▸ Given information:
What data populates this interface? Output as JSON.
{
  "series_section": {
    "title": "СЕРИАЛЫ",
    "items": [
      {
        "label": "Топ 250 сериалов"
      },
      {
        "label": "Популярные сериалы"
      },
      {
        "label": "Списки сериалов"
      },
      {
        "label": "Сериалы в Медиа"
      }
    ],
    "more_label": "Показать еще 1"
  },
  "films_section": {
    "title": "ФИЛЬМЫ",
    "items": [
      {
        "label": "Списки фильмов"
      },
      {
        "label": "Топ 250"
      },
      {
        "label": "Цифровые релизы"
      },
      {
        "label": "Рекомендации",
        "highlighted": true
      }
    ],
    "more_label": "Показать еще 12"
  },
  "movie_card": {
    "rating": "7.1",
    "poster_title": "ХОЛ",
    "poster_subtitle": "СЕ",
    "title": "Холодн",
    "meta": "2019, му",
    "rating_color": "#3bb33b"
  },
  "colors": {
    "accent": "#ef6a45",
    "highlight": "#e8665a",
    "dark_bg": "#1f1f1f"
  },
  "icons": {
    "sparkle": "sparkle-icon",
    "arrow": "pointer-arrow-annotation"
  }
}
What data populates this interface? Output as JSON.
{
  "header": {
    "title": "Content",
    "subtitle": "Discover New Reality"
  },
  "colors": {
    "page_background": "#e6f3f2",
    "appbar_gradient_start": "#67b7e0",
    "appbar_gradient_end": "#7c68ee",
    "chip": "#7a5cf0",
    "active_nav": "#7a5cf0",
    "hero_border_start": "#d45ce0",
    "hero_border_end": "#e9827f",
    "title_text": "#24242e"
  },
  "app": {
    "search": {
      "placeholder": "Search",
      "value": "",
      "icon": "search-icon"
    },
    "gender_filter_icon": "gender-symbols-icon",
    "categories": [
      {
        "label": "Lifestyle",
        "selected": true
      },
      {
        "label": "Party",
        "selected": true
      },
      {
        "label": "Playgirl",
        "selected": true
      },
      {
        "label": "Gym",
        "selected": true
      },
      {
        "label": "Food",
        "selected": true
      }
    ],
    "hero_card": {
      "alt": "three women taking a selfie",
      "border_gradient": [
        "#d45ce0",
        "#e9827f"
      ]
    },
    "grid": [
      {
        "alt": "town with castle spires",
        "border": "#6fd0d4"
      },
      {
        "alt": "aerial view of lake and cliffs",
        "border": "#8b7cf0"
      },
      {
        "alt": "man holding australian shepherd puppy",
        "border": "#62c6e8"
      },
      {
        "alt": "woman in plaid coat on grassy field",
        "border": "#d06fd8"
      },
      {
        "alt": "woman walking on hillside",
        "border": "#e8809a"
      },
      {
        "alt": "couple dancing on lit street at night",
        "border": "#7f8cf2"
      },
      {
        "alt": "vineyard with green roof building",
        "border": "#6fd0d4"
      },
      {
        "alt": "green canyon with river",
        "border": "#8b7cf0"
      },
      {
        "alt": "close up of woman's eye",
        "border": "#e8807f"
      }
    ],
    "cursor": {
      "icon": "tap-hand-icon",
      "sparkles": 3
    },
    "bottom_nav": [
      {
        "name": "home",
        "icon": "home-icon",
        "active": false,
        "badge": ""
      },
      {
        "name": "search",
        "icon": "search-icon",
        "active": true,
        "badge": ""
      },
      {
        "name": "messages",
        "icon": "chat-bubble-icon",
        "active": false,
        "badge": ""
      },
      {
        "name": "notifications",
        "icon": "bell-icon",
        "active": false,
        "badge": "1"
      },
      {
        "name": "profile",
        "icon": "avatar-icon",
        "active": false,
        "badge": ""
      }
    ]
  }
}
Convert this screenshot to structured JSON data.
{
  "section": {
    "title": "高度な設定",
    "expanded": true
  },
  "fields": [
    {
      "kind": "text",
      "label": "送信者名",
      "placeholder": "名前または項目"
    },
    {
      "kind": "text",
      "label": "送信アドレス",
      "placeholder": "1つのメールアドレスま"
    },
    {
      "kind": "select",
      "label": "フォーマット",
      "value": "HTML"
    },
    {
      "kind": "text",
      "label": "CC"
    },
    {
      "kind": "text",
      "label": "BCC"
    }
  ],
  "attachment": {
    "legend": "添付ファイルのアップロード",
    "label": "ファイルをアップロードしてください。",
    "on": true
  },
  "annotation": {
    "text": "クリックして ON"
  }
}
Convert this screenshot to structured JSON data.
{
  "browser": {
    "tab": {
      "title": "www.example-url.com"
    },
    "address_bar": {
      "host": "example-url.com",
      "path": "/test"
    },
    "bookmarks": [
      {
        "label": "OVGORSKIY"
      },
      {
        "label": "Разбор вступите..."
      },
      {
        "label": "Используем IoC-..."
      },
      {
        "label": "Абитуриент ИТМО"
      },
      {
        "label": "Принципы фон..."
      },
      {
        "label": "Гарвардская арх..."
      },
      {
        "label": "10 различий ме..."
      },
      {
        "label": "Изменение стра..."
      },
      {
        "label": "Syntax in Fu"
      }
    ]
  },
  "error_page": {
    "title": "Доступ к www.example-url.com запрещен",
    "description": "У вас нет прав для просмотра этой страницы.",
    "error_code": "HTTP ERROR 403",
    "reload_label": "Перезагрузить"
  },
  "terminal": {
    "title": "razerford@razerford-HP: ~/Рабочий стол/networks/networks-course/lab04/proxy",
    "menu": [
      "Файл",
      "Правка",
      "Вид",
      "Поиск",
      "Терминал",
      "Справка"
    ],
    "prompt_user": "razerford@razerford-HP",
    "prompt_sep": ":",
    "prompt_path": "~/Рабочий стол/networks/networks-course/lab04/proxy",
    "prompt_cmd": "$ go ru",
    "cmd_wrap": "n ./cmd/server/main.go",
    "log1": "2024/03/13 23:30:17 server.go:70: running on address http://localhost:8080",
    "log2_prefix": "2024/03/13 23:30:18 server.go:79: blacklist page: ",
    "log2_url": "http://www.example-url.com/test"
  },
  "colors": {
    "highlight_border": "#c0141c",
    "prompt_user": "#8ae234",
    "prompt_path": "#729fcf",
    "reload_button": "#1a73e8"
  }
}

▸ Task:
Print the records once more, exactly as they were given.

▸ The reply:
What data populates this interface? Output as JSON.
{
  "series_section": {
    "title": "СЕРИАЛЫ",
    "items": [
      {
        "label": "Топ 250 сериалов"
      },
      {
        "label": "Популярные сериалы"
      },
      {
        "label": "Списки сериалов"
      },
      {
        "label": "Сериалы в Медиа"
      }
    ],
    "more_label": "Показать еще 1"
  },
  "films_section": {
    "title": "ФИЛЬМЫ",
    "items": [
      {
        "label": "Списки фильмов"
      },
      {
        "label": "Топ 250"
      },
      {
        "label": "Цифровые релизы"
      },
      {
        "label": "Рекомендации",
        "highlighted": true
      }
    ],
    "more_label": "Показать еще 12"
  },
  "movie_card": {
    "rating": "7.1",
    "poster_title": "ХОЛ",
    "poster_subtitle": "СЕ",
    "title": "Холодн",
    "meta": "2019, му",
    "rating_color": "#3bb33b"
  },
  "colors": {
    "accent": "#ef6a45",
    "highlight": "#e8665a",
    "dark_bg": "#1f1f1f"
  },
  "icons": {
    "sparkle": "sparkle-icon",
    "arrow": "pointer-arrow-annotation"
  }
}
What data populates this interface? Output as JSON.
{
  "header": {
    "title": "Content",
    "subtitle": "Discover New Reality"
  },
  "colors": {
    "page_background": "#e6f3f2",
    "appbar_gradient_start": "#67b7e0",
    "appbar_gradient_end": "#7c68ee",
    "chip": "#7a5cf0",
    "active_nav": "#7a5cf0",
    "hero_border_start": "#d45ce0",
    "hero_border_end": "#e9827f",
    "title_text": "#24242e"
  },
  "app": {
    "search": {
      "placeholder": "Search",
      "value": "",
      "icon": "search-icon"
    },
    "gender_filter_icon": "gender-symbols-icon",
    "categories": [
      {
        "label": "Lifestyle",
        "selected": true
      },
      {
        "label": "Party",
        "selected": true
      },
      {
        "label": "Playgirl",
        "selected": true
      },
      {
        "label": "Gym",
        "selected": true
      },
      {
        "label": "Food",
        "selected": true
      }
    ],
    "hero_card": {
      "alt": "three women taking a selfie",
      "border_gradient": [
        "#d45ce0",
        "#e9827f"
      ]
    },
    "grid": [
      {
        "alt": "town with castle spires",
        "border": "#6fd0d4"
      },
      {
        "alt": "aerial view of lake and cliffs",
        "border": "#8b7cf0"
      },
      {
        "alt": "man holding australian shepherd puppy",
        "border": "#62c6e8"
      },
      {
        "alt": "woman in plaid coat on grassy field",
        "border": "#d06fd8"
      },
      {
        "alt": "woman walking on hillside",
        "border": "#e8809a"
      },
      {
        "alt": "couple dancing on lit street at night",
        "border": "#7f8cf2"
      },
      {
        "alt": "vineyard with green roof building",
        "border": "#6fd0d4"
      },
      {
        "alt": "green canyon with river",
        "border": "#8b7cf0"
      },
      {
        "alt": "close up of woman's eye",
        "border": "#e8807f"
      }
    ],
    "cursor": {
      "icon": "tap-hand-icon",
      "sparkles": 3
    },
    "bottom_nav": [
      {
        "name": "home",
        "icon": "home-icon",
        "active": false,
        "badge": ""
      },
      {
        "name": "search",
        "icon": "search-icon",
        "active": true,
        "badge": ""
      },
      {
        "name": "messages",
        "icon": "chat-bubble-icon",
        "active": false,
        "badge": ""
      },
      {
        "name": "notifications",
        "icon": "bell-icon",
        "active": false,
        "badge": "1"
      },
      {
        "name": "profile",
        "icon": "avatar-icon",
        "active": false,
        "badge": ""
      }
    ]
  }
}
Convert this screenshot to structured JSON data.
{
  "section": {
    "title": "高度な設定",
    "expanded": true
  },
  "fields": [
    {
      "kind": "text",
      "label": "送信者名",
      "placeholder": "名前または項目"
    },
    {
      "kind": "text",
      "label": "送信アドレス",
      "placeholder": "1つのメールアドレスま"
    },
    {
      "kind": "select",
      "label": "フォーマット",
      "value": "HTML"
    },
    {
      "kind": "text",
      "label": "CC"
    },
    {
      "kind": "text",
      "label": "BCC"
    }
  ],
  "attachment": {
    "legend": "添付ファイルのアップロード",
    "label": "ファイルをアップロードしてください。",
    "on": true
  },
  "annotation": {
    "text": "クリックして ON"
  }
}
Convert this screenshot to structured JSON data.
{
  "browser": {
    "tab": {
      "title": "www.example-url.com"
    },
    "address_bar": {
      "host": "example-url.com",
      "path": "/test"
    },
    "bookmarks": [
      {
        "label": "OVGORSKIY"
      },
      {
        "label": "Разбор вступите..."
      },
      {
        "label": "Используем IoC-..."
      },
      {
        "label": "Абитуриент ИТМО"
      },
      {
        "label": "Принципы фон..."
      },
      {
        "label": "Гарвардская арх..."
      },
      {
        "label": "10 различий ме..."
      },
      {
        "label": "Изменение стра..."
      },
      {
        "label": "Syntax in Fu"
      }
    ]
  },
  "error_page": {
    "title": "Доступ к www.example-url.com запрещен",
    "description": "У вас нет прав для просмотра этой страницы.",
    "error_code": "HTTP ERROR 403",
    "reload_label": "Перезагрузить"
  },
  "terminal": {
    "title": "razerford@razerford-HP: ~/Рабочий стол/networks/networks-course/lab04/proxy",
    "menu": [
      "Файл",
      "Правка",
      "Вид",
      "Поиск",
      "Терминал",
      "Справка"
    ],
    "prompt_user": "razerford@razerford-HP",
    "prompt_sep": ":",
    "prompt_path": "~/Рабочий стол/networks/networks-course/lab04/proxy",
    "prompt_cmd": "$ go ru",
    "cmd_wrap": "n ./cmd/server/main.go",
    "log1": "2024/03/13 23:30:17 server.go:70: running on address http://localhost:8080",
    "log2_prefix": "2024/03/13 23:30:18 server.go:79: blacklist page: ",
    "log2_url": "http://www.example-url.com/test"
  },
  "colors": {
    "highlight_border": "#c0141c",
    "prompt_user": "#8ae234",
    "prompt_path": "#729fcf",
    "reload_button": "#1a73e8"
  }
}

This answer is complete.